Print all records exactly, leaving nothing out.
-- Start of INPUT ROWS --
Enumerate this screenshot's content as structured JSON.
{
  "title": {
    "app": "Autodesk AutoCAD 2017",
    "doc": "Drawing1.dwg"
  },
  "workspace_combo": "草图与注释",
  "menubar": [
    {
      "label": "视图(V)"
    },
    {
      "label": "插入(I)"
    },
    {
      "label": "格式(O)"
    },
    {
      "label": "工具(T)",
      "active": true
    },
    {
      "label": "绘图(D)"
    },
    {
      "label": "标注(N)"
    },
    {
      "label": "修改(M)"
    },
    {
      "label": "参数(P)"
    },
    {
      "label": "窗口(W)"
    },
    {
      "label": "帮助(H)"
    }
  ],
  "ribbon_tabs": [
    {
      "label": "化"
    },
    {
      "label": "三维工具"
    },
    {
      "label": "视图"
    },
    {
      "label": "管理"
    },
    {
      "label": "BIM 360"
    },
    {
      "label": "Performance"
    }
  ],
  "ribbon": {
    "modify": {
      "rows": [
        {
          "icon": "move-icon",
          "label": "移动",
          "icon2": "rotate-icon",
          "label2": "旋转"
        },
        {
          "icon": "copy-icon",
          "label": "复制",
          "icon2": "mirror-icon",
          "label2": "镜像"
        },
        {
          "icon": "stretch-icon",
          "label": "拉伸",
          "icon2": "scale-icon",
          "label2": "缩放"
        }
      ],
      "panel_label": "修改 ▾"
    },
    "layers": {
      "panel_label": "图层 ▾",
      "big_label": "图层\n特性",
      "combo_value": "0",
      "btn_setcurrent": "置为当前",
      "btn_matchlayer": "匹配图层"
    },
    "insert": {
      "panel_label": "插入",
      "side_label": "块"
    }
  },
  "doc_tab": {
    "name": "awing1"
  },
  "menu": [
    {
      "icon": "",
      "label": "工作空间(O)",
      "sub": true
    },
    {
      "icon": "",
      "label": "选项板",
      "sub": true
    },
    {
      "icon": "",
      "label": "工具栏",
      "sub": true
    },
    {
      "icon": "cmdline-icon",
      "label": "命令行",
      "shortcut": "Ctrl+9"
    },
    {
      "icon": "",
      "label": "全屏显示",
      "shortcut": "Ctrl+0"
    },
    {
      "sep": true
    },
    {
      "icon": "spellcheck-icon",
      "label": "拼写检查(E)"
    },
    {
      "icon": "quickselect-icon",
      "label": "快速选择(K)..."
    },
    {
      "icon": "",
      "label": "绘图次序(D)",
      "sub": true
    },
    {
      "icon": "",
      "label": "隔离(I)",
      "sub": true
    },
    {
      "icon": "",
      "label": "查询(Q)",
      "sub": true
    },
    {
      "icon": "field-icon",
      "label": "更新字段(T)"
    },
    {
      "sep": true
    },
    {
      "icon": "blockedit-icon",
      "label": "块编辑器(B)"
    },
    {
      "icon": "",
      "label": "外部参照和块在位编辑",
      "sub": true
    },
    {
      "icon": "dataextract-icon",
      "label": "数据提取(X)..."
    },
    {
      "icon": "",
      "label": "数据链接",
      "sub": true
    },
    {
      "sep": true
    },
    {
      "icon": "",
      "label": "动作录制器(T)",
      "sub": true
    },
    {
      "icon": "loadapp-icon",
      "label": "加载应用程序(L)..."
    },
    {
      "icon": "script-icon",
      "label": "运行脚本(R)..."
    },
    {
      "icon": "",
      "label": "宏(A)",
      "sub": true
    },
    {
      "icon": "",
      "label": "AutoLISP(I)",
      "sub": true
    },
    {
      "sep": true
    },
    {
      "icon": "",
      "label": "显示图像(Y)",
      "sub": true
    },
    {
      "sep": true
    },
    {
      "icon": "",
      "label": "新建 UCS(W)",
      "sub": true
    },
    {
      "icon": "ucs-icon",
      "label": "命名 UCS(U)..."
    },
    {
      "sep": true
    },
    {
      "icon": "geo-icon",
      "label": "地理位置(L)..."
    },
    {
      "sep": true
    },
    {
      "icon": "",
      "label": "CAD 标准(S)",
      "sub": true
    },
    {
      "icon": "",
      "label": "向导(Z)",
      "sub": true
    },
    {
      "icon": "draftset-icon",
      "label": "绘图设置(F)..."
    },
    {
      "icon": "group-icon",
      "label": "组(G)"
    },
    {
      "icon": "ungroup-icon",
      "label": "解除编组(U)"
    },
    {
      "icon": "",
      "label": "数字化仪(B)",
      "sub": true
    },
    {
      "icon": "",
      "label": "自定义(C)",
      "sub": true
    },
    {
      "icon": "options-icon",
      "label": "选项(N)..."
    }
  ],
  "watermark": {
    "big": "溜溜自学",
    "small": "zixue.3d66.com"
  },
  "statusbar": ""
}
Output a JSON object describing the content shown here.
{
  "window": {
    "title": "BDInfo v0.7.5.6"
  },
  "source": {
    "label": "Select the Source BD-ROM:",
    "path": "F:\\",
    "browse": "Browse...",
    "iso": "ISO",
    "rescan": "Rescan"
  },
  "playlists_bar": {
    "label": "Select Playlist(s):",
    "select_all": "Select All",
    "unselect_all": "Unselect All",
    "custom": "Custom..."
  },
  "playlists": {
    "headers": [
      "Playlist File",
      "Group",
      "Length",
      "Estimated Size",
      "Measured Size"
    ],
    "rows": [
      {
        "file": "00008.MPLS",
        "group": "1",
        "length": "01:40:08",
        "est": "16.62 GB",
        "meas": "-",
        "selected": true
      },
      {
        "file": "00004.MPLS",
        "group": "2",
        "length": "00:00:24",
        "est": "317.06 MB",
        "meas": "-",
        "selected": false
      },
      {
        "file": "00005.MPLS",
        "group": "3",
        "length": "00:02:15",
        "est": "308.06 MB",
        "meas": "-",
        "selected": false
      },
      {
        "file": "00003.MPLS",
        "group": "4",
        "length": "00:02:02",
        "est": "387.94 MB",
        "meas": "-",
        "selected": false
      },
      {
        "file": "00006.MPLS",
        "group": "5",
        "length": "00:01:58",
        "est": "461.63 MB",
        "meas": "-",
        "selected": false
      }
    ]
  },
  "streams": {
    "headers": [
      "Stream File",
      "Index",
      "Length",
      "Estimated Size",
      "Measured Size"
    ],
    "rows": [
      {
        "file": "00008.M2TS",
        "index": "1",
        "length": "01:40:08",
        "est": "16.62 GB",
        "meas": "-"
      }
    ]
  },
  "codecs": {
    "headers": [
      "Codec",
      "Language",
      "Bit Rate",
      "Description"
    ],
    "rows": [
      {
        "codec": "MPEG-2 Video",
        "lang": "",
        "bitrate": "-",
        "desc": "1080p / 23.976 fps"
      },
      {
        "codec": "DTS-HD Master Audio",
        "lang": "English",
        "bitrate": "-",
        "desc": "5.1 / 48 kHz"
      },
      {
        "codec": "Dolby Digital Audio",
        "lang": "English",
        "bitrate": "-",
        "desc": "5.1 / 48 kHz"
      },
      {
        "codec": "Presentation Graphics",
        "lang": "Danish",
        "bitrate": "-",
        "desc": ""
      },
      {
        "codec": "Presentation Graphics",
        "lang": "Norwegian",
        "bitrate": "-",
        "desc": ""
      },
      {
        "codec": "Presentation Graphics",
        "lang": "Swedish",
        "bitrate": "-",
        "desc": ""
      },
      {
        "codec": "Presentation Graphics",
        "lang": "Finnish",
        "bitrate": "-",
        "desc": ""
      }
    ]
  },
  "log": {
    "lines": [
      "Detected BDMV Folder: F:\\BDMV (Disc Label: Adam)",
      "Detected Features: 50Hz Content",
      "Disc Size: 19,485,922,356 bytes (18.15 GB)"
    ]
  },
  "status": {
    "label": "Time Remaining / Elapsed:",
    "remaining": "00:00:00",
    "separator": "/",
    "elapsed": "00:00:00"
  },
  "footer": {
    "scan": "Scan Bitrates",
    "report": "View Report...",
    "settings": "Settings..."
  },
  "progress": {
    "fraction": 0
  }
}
-- End of INPUT ROWS --
§ FINISHED TASK
Enumerate this screenshot's content as structured JSON.
{
  "title": {
    "app": "Autodesk AutoCAD 2017",
    "doc": "Drawing1.dwg"
  },
  "workspace_combo": "草图与注释",
  "menubar": [
    {
      "label": "视图(V)"
    },
    {
      "label": "插入(I)"
    },
    {
      "label": "格式(O)"
    },
    {
      "label": "工具(T)",
      "active": true
    },
    {
      "label": "绘图(D)"
    },
    {
      "label": "标注(N)"
    },
    {
      "label": "修改(M)"
    },
    {
      "label": "参数(P)"
    },
    {
      "label": "窗口(W)"
    },
    {
      "label": "帮助(H)"
    }
  ],
  "ribbon_tabs": [
    {
      "label": "化"
    },
    {
      "label": "三维工具"
    },
    {
      "label": "视图"
    },
    {
      "label": "管理"
    },
    {
      "label": "BIM 360"
    },
    {
      "label": "Performance"
    }
  ],
  "ribbon": {
    "modify": {
      "rows": [
        {
          "icon": "move-icon",
          "label": "移动",
          "icon2": "rotate-icon",
          "label2": "旋转"
        },
        {
          "icon": "copy-icon",
          "label": "复制",
          "icon2": "mirror-icon",
          "label2": "镜像"
        },
        {
          "icon": "stretch-icon",
          "label": "拉伸",
          "icon2": "scale-icon",
          "label2": "缩放"
        }
      ],
      "panel_label": "修改 ▾"
    },
    "layers": {
      "panel_label": "图层 ▾",
      "big_label": "图层\n特性",
      "combo_value": "0",
      "btn_setcurrent": "置为当前",
      "btn_matchlayer": "匹配图层"
    },
    "insert": {
      "panel_label": "插入",
      "side_label": "块"
    }
  },
  "doc_tab": {
    "name": "awing1"
  },
  "menu": [
    {
      "icon": "",
      "label": "工作空间(O)",
      "sub": true
    },
    {
      "icon": "",
      "label": "选项板",
      "sub": true
    },
    {
      "icon": "",
      "label": "工具栏",
      "sub": true
    },
    {
      "icon": "cmdline-icon",
      "label": "命令行",
      "shortcut": "Ctrl+9"
    },
    {
      "icon": "",
      "label": "全屏显示",
      "shortcut": "Ctrl+0"
    },
    {
      "sep": true
    },
    {
      "icon": "spellcheck-icon",
      "label": "拼写检查(E)"
    },
    {
      "icon": "quickselect-icon",
      "label": "快速选择(K)..."
    },
    {
      "icon": "",
      "label": "绘图次序(D)",
      "sub": true
    },
    {
      "icon": "",
      "label": "隔离(I)",
      "sub": true
    },
    {
      "icon": "",
      "label": "查询(Q)",
      "sub": true
    },
    {
      "icon": "field-icon",
      "label": "更新字段(T)"
    },
    {
      "sep": true
    },
    {
      "icon": "blockedit-icon",
      "label": "块编辑器(B)"
    },
    {
      "icon": "",
      "label": "外部参照和块在位编辑",
      "sub": true
    },
    {
      "icon": "dataextract-icon",
      "label": "数据提取(X)..."
    },
    {
      "icon": "",
      "label": "数据链接",
      "sub": true
    },
    {
      "sep": true
    },
    {
      "icon": "",
      "label": "动作录制器(T)",
      "sub": true
    },
    {
      "icon": "loadapp-icon",
      "label": "加载应用程序(L)..."
    },
    {
      "icon": "script-icon",
      "label": "运行脚本(R)..."
    },
    {
      "icon": "",
      "label": "宏(A)",
      "sub": true
    },
    {
      "icon": "",
      "label": "AutoLISP(I)",
      "sub": true
    },
    {
      "sep": true
    },
    {
      "icon": "",
      "label": "显示图像(Y)",
      "sub": true
    },
    {
      "sep": true
    },
    {
      "icon": "",
      "label": "新建 UCS(W)",
      "sub": true
    },
    {
      "icon": "ucs-icon",
      "label": "命名 UCS(U)..."
    },
    {
      "sep": true
    },
    {
      "icon": "geo-icon",
      "label": "地理位置(L)..."
    },
    {
      "sep": true
    },
    {
      "icon": "",
      "label": "CAD 标准(S)",
      "sub": true
    },
    {
      "icon": "",
      "label": "向导(Z)",
      "sub": true
    },
    {
      "icon": "draftset-icon",
      "label": "绘图设置(F)..."
    },
    {
      "icon": "group-icon",
      "label": "组(G)"
    },
    {
      "icon": "ungroup-icon",
      "label": "解除编组(U)"
    },
    {
      "icon": "",
      "label": "数字化仪(B)",
      "sub": true
    },
    {
      "icon": "",
      "label": "自定义(C)",
      "sub": true
    },
    {
      "icon": "options-icon",
      "label": "选项(N)..."
    }
  ],
  "watermark": {
    "big": "溜溜自学",
    "small": "zixue.3d66.com"
  },
  "statusbar": ""
}
Output a JSON object describing the content shown here.
{
  "window": {
    "title": "BDInfo v0.7.5.6"
  },
  "source": {
    "label": "Select the Source BD-ROM:",
    "path": "F:\\",
    "browse": "Browse...",
    "iso": "ISO",
    "rescan": "Rescan"
  },
  "playlists_bar": {
    "label": "Select Playlist(s):",
    "select_all": "Select All",
    "unselect_all": "Unselect All",
    "custom": "Custom..."
  },
  "playlists": {
    "headers": [
      "Playlist File",
      "Group",
      "Length",
      "Estimated Size",
      "Measured Size"
    ],
    "rows": [
      {
        "file": "00008.MPLS",
        "group": "1",
        "length": "01:40:08",
        "est": "16.62 GB",
        "meas": "-",
        "selected": true
      },
      {
        "file": "00004.MPLS",
        "group": "2",
        "length": "00:00:24",
        "est": "317.06 MB",
        "meas": "-",
        "selected": false
      },
      {
        "file": "00005.MPLS",
        "group": "3",
        "length": "00:02:15",
        "est": "308.06 MB",
        "meas": "-",
        "selected": false
      },
      {
        "file": "00003.MPLS",
        "group": "4",
        "length": "00:02:02",
        "est": "387.94 MB",
        "meas": "-",
        "selected": false
      },
      {
        "file": "00006.MPLS",
        "group": "5",
        "length": "00:01:58",
        "est": "461.63 MB",
        "meas": "-",
        "selected": false
      }
    ]
  },
  "streams": {
    "headers": [
      "Stream File",
      "Index",
      "Length",
      "Estimated Size",
      "Measured Size"
    ],
    "rows": [
      {
        "file": "00008.M2TS",
        "index": "1",
        "length": "01:40:08",
        "est": "16.62 GB",
        "meas": "-"
      }
    ]
  },
  "codecs": {
    "headers": [
      "Codec",
      "Language",
      "Bit Rate",
      "Description"
    ],
    "rows": [
      {
        "codec": "MPEG-2 Video",
        "lang": "",
        "bitrate": "-",
        "desc": "1080p / 23.976 fps"
      },
      {
        "codec": "DTS-HD Master Audio",
        "lang": "English",
        "bitrate": "-",
        "desc": "5.1 / 48 kHz"
      },
      {
        "codec": "Dolby Digital Audio",
        "lang": "English",
        "bitrate": "-",
        "desc": "5.1 / 48 kHz"
      },
      {
        "codec": "Presentation Graphics",
        "lang": "Danish",
        "bitrate": "-",
        "desc": ""
      },
      {
        "codec": "Presentation Graphics",
        "lang": "Norwegian",
        "bitrate": "-",
        "desc": ""
      },
      {
        "codec": "Presentation Graphics",
        "lang": "Swedish",
        "bitrate": "-",
        "desc": ""
      },
      {
        "codec": "Presentation Graphics",
        "lang": "Finnish",
        "bitrate": "-",
        "desc": ""
      }
    ]
  },
  "log": {
    "lines": [
      "Detected BDMV Folder: F:\\BDMV (Disc Label: Adam)",
      "Detected Features: 50Hz Content",
      "Disc Size: 19,485,922,356 bytes (18.15 GB)"
    ]
  },
  "status": {
    "label": "Time Remaining / Elapsed:",
    "remaining": "00:00:00",
    "separator": "/",
    "elapsed": "00:00:00"
  },
  "footer": {
    "scan": "Scan Bitrates",
    "report": "View Report...",
    "settings": "Settings..."
  },
  "progress": {
    "fraction": 0
  }
}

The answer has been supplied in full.